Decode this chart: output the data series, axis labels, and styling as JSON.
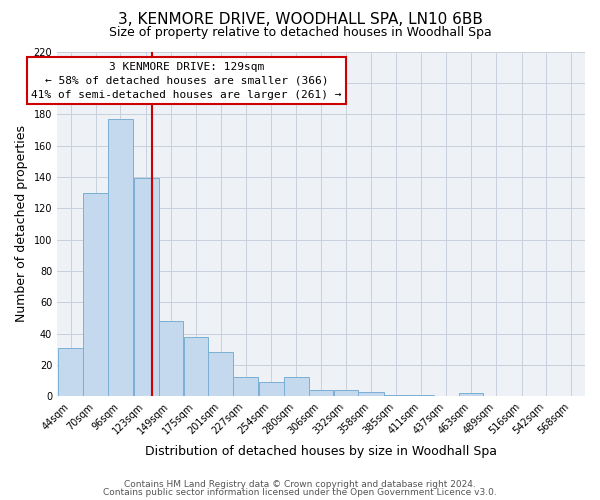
{
  "title": "3, KENMORE DRIVE, WOODHALL SPA, LN10 6BB",
  "subtitle": "Size of property relative to detached houses in Woodhall Spa",
  "xlabel": "Distribution of detached houses by size in Woodhall Spa",
  "ylabel": "Number of detached properties",
  "bar_values": [
    31,
    130,
    177,
    139,
    48,
    38,
    28,
    12,
    9,
    12,
    4,
    4,
    3,
    1,
    1,
    0,
    2
  ],
  "bar_labels": [
    "44sqm",
    "70sqm",
    "96sqm",
    "123sqm",
    "149sqm",
    "175sqm",
    "201sqm",
    "227sqm",
    "254sqm",
    "280sqm",
    "306sqm",
    "332sqm",
    "358sqm",
    "385sqm",
    "411sqm",
    "437sqm",
    "463sqm",
    "489sqm",
    "516sqm",
    "542sqm",
    "568sqm"
  ],
  "tick_positions": [
    44,
    70,
    96,
    123,
    149,
    175,
    201,
    227,
    254,
    280,
    306,
    332,
    358,
    385,
    411,
    437,
    463,
    489,
    516,
    542,
    568
  ],
  "bar_color": "#c5d9ee",
  "bar_edge_color": "#7aafd4",
  "vline_x": 129,
  "vline_color": "#cc0000",
  "ylim": [
    0,
    220
  ],
  "yticks": [
    0,
    20,
    40,
    60,
    80,
    100,
    120,
    140,
    160,
    180,
    200,
    220
  ],
  "annotation_title": "3 KENMORE DRIVE: 129sqm",
  "annotation_line1": "← 58% of detached houses are smaller (366)",
  "annotation_line2": "41% of semi-detached houses are larger (261) →",
  "annotation_box_color": "#ffffff",
  "annotation_box_edge_color": "#cc0000",
  "footer1": "Contains HM Land Registry data © Crown copyright and database right 2024.",
  "footer2": "Contains public sector information licensed under the Open Government Licence v3.0.",
  "background_color": "#eef2f7",
  "grid_color": "#c8d0dc",
  "title_fontsize": 11,
  "subtitle_fontsize": 9,
  "axis_label_fontsize": 9,
  "tick_fontsize": 7,
  "annotation_fontsize": 8,
  "footer_fontsize": 6.5
}
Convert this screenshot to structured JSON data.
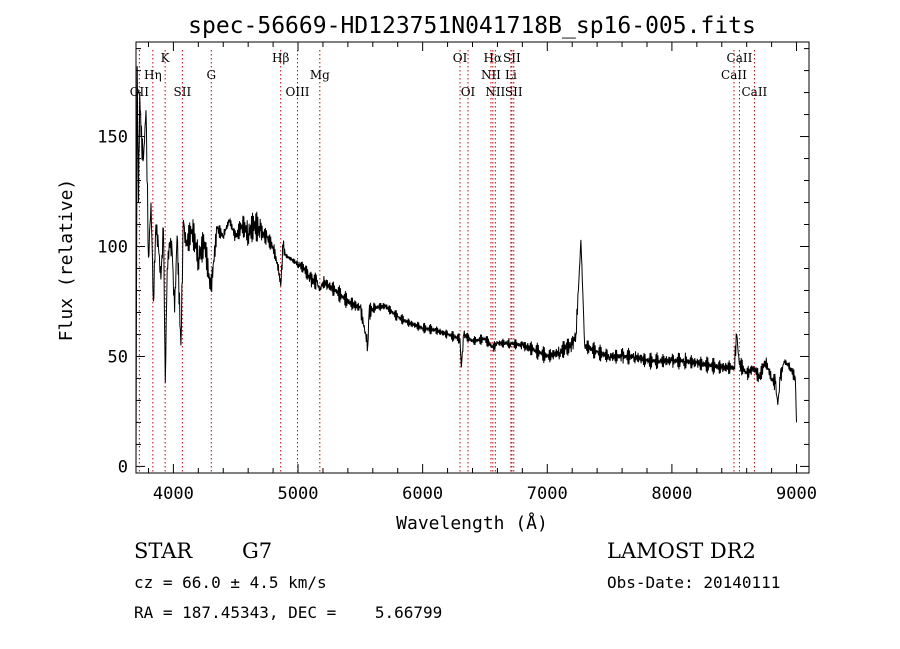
{
  "chart_data": {
    "type": "line",
    "title": "spec-56669-HD123751N041718B_sp16-005.fits",
    "xlabel": "Wavelength (Å)",
    "ylabel": "Flux (relative)",
    "xlim": [
      3700,
      9100
    ],
    "ylim": [
      -3,
      193
    ],
    "xticks": [
      4000,
      5000,
      6000,
      7000,
      8000,
      9000
    ],
    "yticks": [
      0,
      50,
      100,
      150
    ],
    "grid": false,
    "line_color": "#000000",
    "marker_color": "#cc0000",
    "x": [
      3700,
      3710,
      3720,
      3730,
      3740,
      3760,
      3780,
      3800,
      3820,
      3840,
      3860,
      3880,
      3900,
      3920,
      3935,
      3950,
      3970,
      3990,
      4010,
      4030,
      4060,
      4080,
      4100,
      4150,
      4200,
      4250,
      4300,
      4350,
      4400,
      4450,
      4500,
      4550,
      4600,
      4650,
      4700,
      4750,
      4800,
      4850,
      4861,
      4880,
      4900,
      4950,
      5000,
      5050,
      5100,
      5150,
      5175,
      5200,
      5300,
      5400,
      5500,
      5560,
      5570,
      5600,
      5700,
      5800,
      5900,
      6000,
      6100,
      6200,
      6300,
      6310,
      6330,
      6400,
      6500,
      6563,
      6600,
      6700,
      6800,
      6900,
      7000,
      7100,
      7150,
      7200,
      7230,
      7250,
      7270,
      7300,
      7400,
      7500,
      7600,
      7700,
      7800,
      7900,
      8000,
      8100,
      8200,
      8300,
      8400,
      8500,
      8520,
      8540,
      8600,
      8660,
      8700,
      8750,
      8800,
      8830,
      8850,
      8870,
      8900,
      8950,
      8990,
      9000
    ],
    "y": [
      0,
      182,
      120,
      170,
      150,
      140,
      162,
      95,
      120,
      75,
      110,
      100,
      85,
      108,
      38,
      90,
      102,
      98,
      70,
      105,
      55,
      112,
      100,
      108,
      95,
      102,
      80,
      108,
      105,
      112,
      104,
      110,
      106,
      110,
      107,
      104,
      100,
      88,
      82,
      100,
      96,
      94,
      92,
      90,
      85,
      84,
      80,
      84,
      80,
      75,
      72,
      55,
      70,
      72,
      73,
      68,
      65,
      63,
      62,
      60,
      58,
      45,
      60,
      57,
      58,
      54,
      56,
      56,
      55,
      53,
      50,
      52,
      54,
      55,
      60,
      80,
      103,
      55,
      52,
      50,
      50,
      50,
      48,
      48,
      48,
      48,
      47,
      46,
      45,
      45,
      60,
      47,
      42,
      45,
      40,
      48,
      40,
      38,
      28,
      40,
      48,
      45,
      40,
      20
    ],
    "lines": [
      {
        "label": "OII",
        "x": 3727,
        "row": 3
      },
      {
        "label": "Hη",
        "x": 3835,
        "row": 2
      },
      {
        "label": "K",
        "x": 3934,
        "row": 1
      },
      {
        "label": "SII",
        "x": 4072,
        "row": 3
      },
      {
        "label": "G",
        "x": 4304,
        "row": 2
      },
      {
        "label": "Hβ",
        "x": 4861,
        "row": 1
      },
      {
        "label": "OIII",
        "x": 4996,
        "row": 3
      },
      {
        "label": "Mg",
        "x": 5175,
        "row": 2
      },
      {
        "label": "OI",
        "x": 6300,
        "row": 1
      },
      {
        "label": "OI",
        "x": 6364,
        "row": 3
      },
      {
        "label": "Hα",
        "x": 6563,
        "row": 1
      },
      {
        "label": "NII",
        "x": 6548,
        "row": 2
      },
      {
        "label": "NII",
        "x": 6583,
        "row": 3
      },
      {
        "label": "SII",
        "x": 6716,
        "row": 1
      },
      {
        "label": "Li",
        "x": 6708,
        "row": 2
      },
      {
        "label": "SII",
        "x": 6731,
        "row": 3
      },
      {
        "label": "CaII",
        "x": 8542,
        "row": 1
      },
      {
        "label": "CaII",
        "x": 8498,
        "row": 2
      },
      {
        "label": "CaII",
        "x": 8662,
        "row": 3
      }
    ]
  },
  "info": {
    "object_type": "STAR",
    "subclass": "G7",
    "survey": "LAMOST DR2",
    "redshift": "cz = 66.0 ± 4.5 km/s",
    "obs_date": "Obs-Date: 20140111",
    "coords": "RA = 187.45343, DEC =    5.66799"
  }
}
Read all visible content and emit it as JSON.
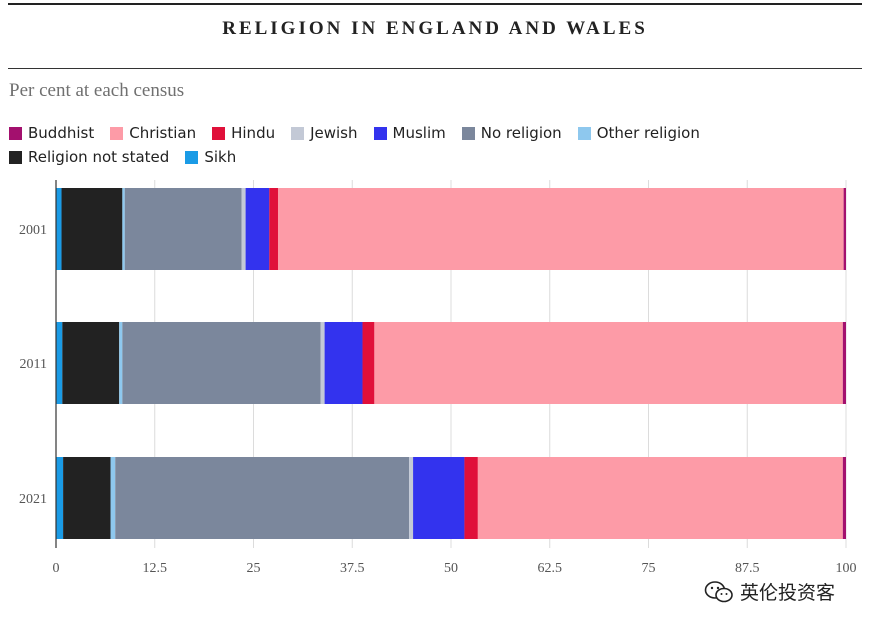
{
  "header": {
    "title": "RELIGION IN ENGLAND AND WALES",
    "subtitle": "Per cent at each census"
  },
  "watermark": {
    "text": "英伦投资客",
    "icon": "wechat-icon"
  },
  "chart_data": {
    "type": "bar",
    "orientation": "horizontal",
    "stacked": true,
    "title": "RELIGION IN ENGLAND AND WALES",
    "subtitle": "Per cent at each census",
    "xlabel": "",
    "ylabel": "",
    "xlim": [
      0,
      100
    ],
    "x_ticks": [
      "0",
      "12.5",
      "25",
      "37.5",
      "50",
      "62.5",
      "75",
      "87.5",
      "100"
    ],
    "x_tick_values": [
      0,
      12.5,
      25,
      37.5,
      50,
      62.5,
      75,
      87.5,
      100
    ],
    "grid": true,
    "legend_position": "top-left",
    "categories": [
      "2001",
      "2011",
      "2021"
    ],
    "series": [
      {
        "name": "Sikh",
        "color": "#1a9be6",
        "values": [
          0.7,
          0.8,
          0.9
        ]
      },
      {
        "name": "Religion not stated",
        "color": "#222222",
        "values": [
          7.7,
          7.2,
          6.0
        ]
      },
      {
        "name": "Other religion",
        "color": "#8ec8ee",
        "values": [
          0.3,
          0.4,
          0.6
        ]
      },
      {
        "name": "No religion",
        "color": "#7b879c",
        "values": [
          14.8,
          25.1,
          37.2
        ]
      },
      {
        "name": "Jewish",
        "color": "#c3c9d6",
        "values": [
          0.5,
          0.5,
          0.5
        ]
      },
      {
        "name": "Muslim",
        "color": "#3333ee",
        "values": [
          3.0,
          4.8,
          6.5
        ]
      },
      {
        "name": "Hindu",
        "color": "#e0103a",
        "values": [
          1.1,
          1.5,
          1.7
        ]
      },
      {
        "name": "Christian",
        "color": "#fd9ba7",
        "values": [
          71.6,
          59.3,
          46.2
        ]
      },
      {
        "name": "Buddhist",
        "color": "#a3106e",
        "values": [
          0.3,
          0.4,
          0.4
        ]
      }
    ],
    "legend_order": [
      "Buddhist",
      "Christian",
      "Hindu",
      "Jewish",
      "Muslim",
      "No religion",
      "Other religion",
      "Religion not stated",
      "Sikh"
    ]
  }
}
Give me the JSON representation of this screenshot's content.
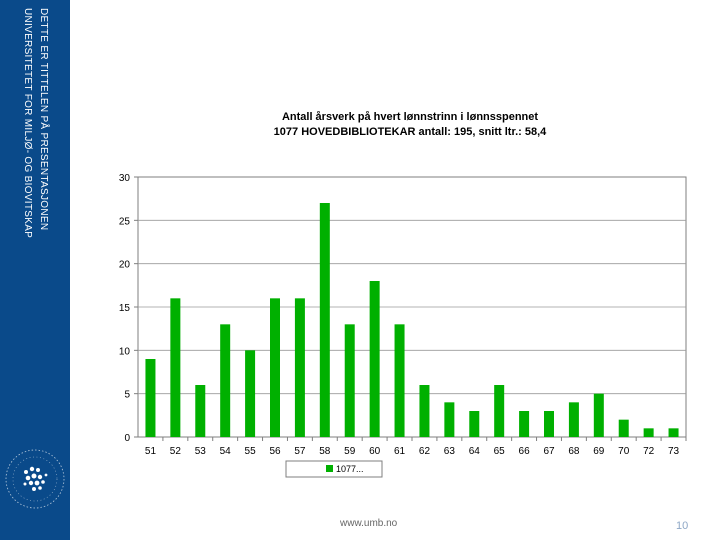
{
  "slide": {
    "side_title": "DETTE ER TITTELEN PÅ PRESENTASJONEN",
    "side_org": "UNIVERSITETET FOR MILJØ- OG BIOVITSKAP",
    "footer_url": "www.umb.no",
    "page_number": "10"
  },
  "colors": {
    "sidebar": "#0a4a8a",
    "bar": "#00b000",
    "frame": "#7f7f7f"
  },
  "chart_data": {
    "type": "bar",
    "title_lines": [
      "Antall årsverk på hvert lønnstrinn i lønnsspennet",
      "1077 HOVEDBIBLIOTEKAR antall: 195, snitt ltr.: 58,4"
    ],
    "categories": [
      "51",
      "52",
      "53",
      "54",
      "55",
      "56",
      "57",
      "58",
      "59",
      "60",
      "61",
      "62",
      "63",
      "64",
      "65",
      "66",
      "67",
      "68",
      "69",
      "70",
      "72",
      "73"
    ],
    "series": [
      {
        "name": "1077...",
        "values": [
          9,
          16,
          6,
          13,
          10,
          16,
          16,
          27,
          13,
          18,
          13,
          6,
          4,
          3,
          6,
          3,
          3,
          4,
          5,
          2,
          1,
          1
        ]
      }
    ],
    "ylim": [
      0,
      30
    ],
    "yticks": [
      0,
      5,
      10,
      15,
      20,
      25,
      30
    ],
    "grid": true,
    "legend_position": "bottom"
  }
}
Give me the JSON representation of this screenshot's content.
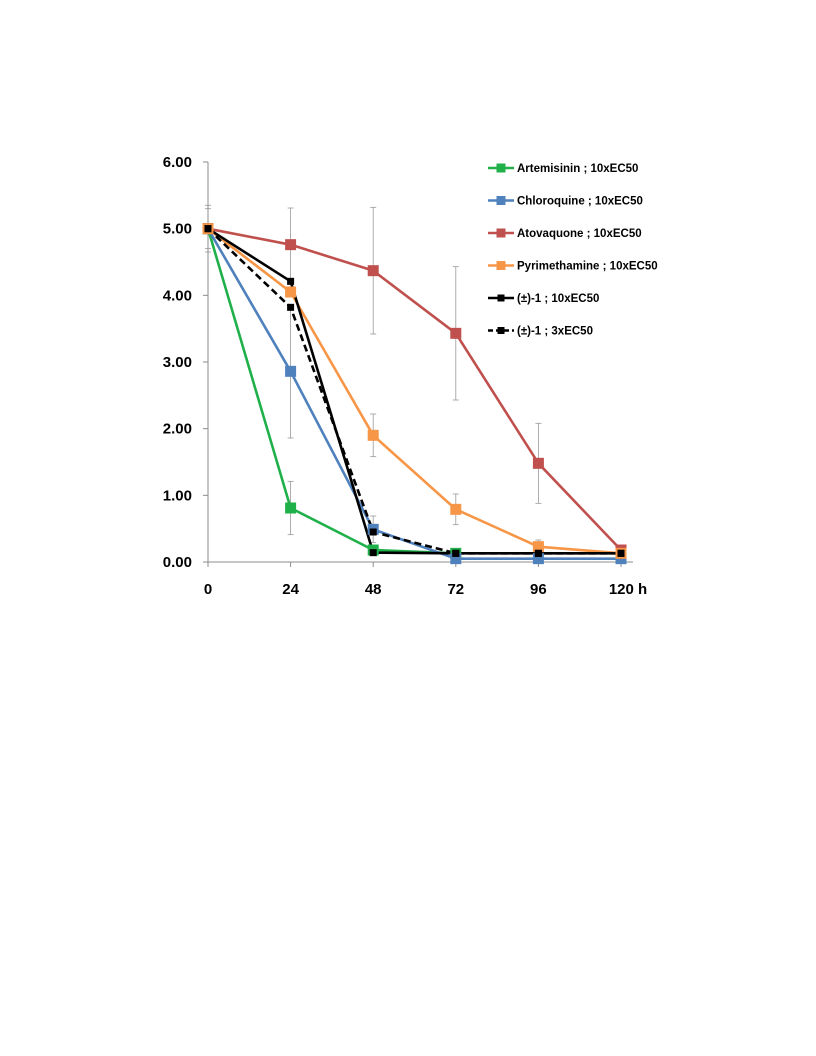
{
  "chart_data": {
    "type": "line",
    "title": "",
    "xlabel": "",
    "ylabel": "",
    "x": [
      0,
      24,
      48,
      72,
      96,
      120
    ],
    "x_tick_labels": [
      "0",
      "24",
      "48",
      "72",
      "96",
      "120 h"
    ],
    "y_tick_labels": [
      "0.00",
      "1.00",
      "2.00",
      "3.00",
      "4.00",
      "5.00",
      "6.00"
    ],
    "xlim": [
      0,
      120
    ],
    "ylim": [
      0,
      6
    ],
    "grid": false,
    "legend_position": "top-right",
    "series": [
      {
        "name": "Artemisinin ; 10xEC50",
        "color": "#20B04A",
        "dash": false,
        "marker": "square-large",
        "values": [
          5.0,
          0.81,
          0.18,
          0.13,
          null,
          null
        ],
        "error": [
          0,
          0.4,
          0,
          0.05,
          null,
          null
        ]
      },
      {
        "name": "Chloroquine ; 10xEC50",
        "color": "#4F81BD",
        "dash": false,
        "marker": "square-large",
        "values": [
          5.0,
          2.86,
          0.49,
          0.05,
          0.05,
          0.05
        ],
        "error": [
          0.35,
          1.0,
          0.2,
          0,
          0,
          0
        ]
      },
      {
        "name": "Atovaquone ; 10xEC50",
        "color": "#C0504D",
        "dash": false,
        "marker": "square-large",
        "values": [
          5.0,
          4.76,
          4.37,
          3.43,
          1.48,
          0.18
        ],
        "error": [
          0.3,
          0.55,
          0.95,
          1.0,
          0.6,
          0
        ]
      },
      {
        "name": "Pyrimethamine ; 10xEC50",
        "color": "#F79646",
        "dash": false,
        "marker": "square-large",
        "values": [
          5.0,
          4.05,
          1.9,
          0.79,
          0.23,
          0.13
        ],
        "error": [
          0,
          0,
          0.32,
          0.23,
          0.1,
          0
        ]
      },
      {
        "name": "(±)-1 ; 10xEC50",
        "color": "#000000",
        "dash": false,
        "marker": "square-small",
        "values": [
          5.0,
          4.21,
          0.14,
          0.13,
          0.13,
          0.13
        ],
        "error": [
          0,
          0,
          0,
          0,
          0,
          0
        ]
      },
      {
        "name": "(±)-1 ; 3xEC50",
        "color": "#000000",
        "dash": true,
        "marker": "square-small",
        "values": [
          5.0,
          3.82,
          0.45,
          0.13,
          0.13,
          0.13
        ],
        "error": [
          0,
          0,
          0,
          0,
          0,
          0
        ]
      }
    ]
  }
}
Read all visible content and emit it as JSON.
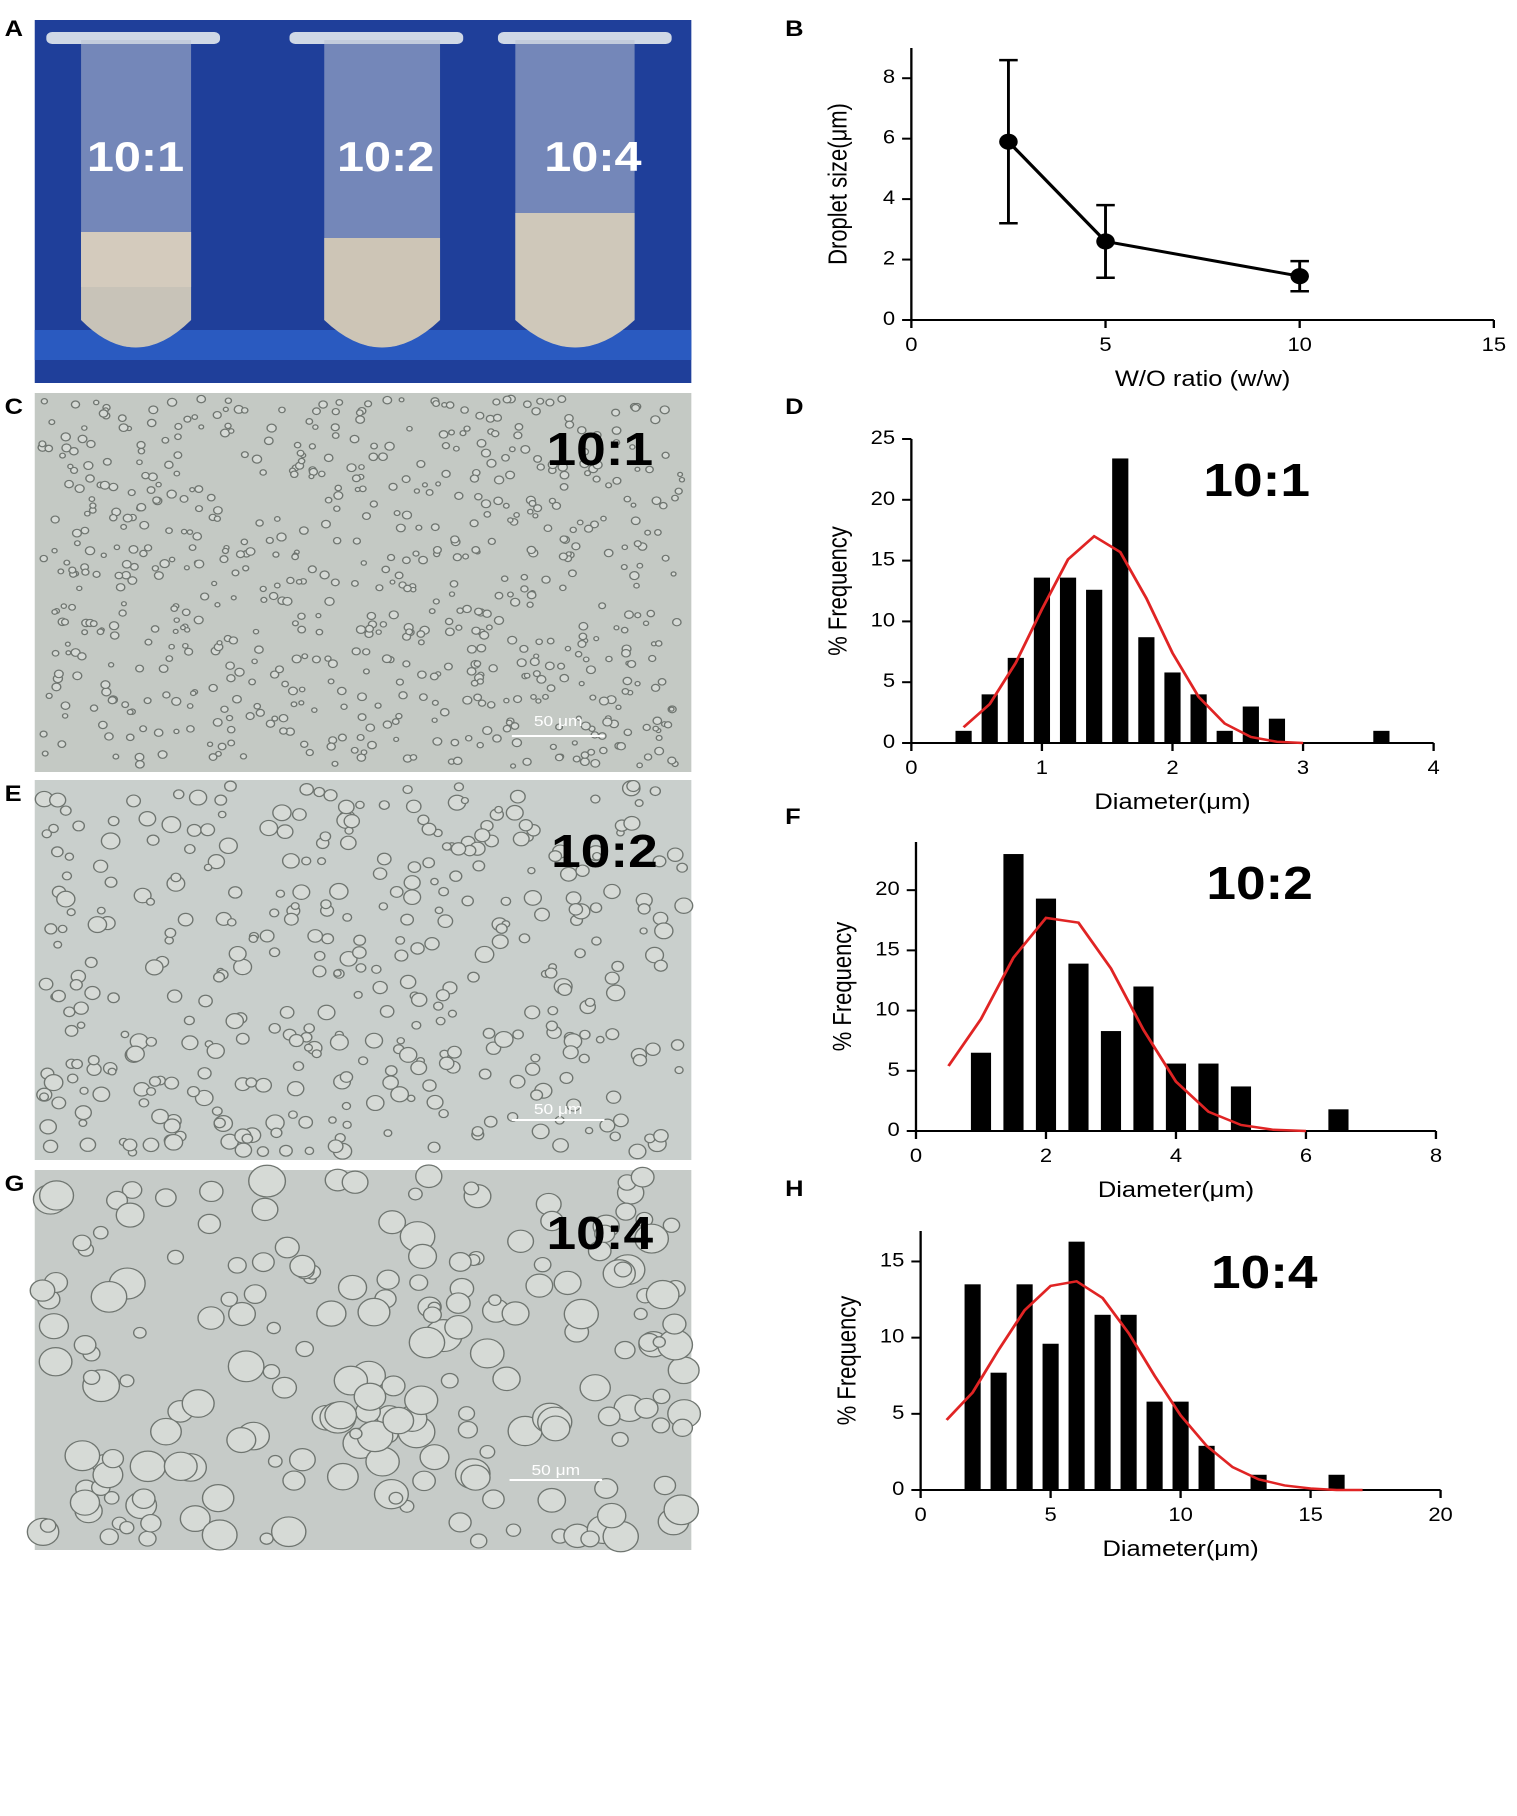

■ **EXERCISE AIM**
All lines above containing the string "right" are to be collected.

■ **ANSWER FOR THE TASK**
  "footer1": "Contains HM Land Registry data © Crown copyright and database right 2024.",
    "legend_position": "top-right",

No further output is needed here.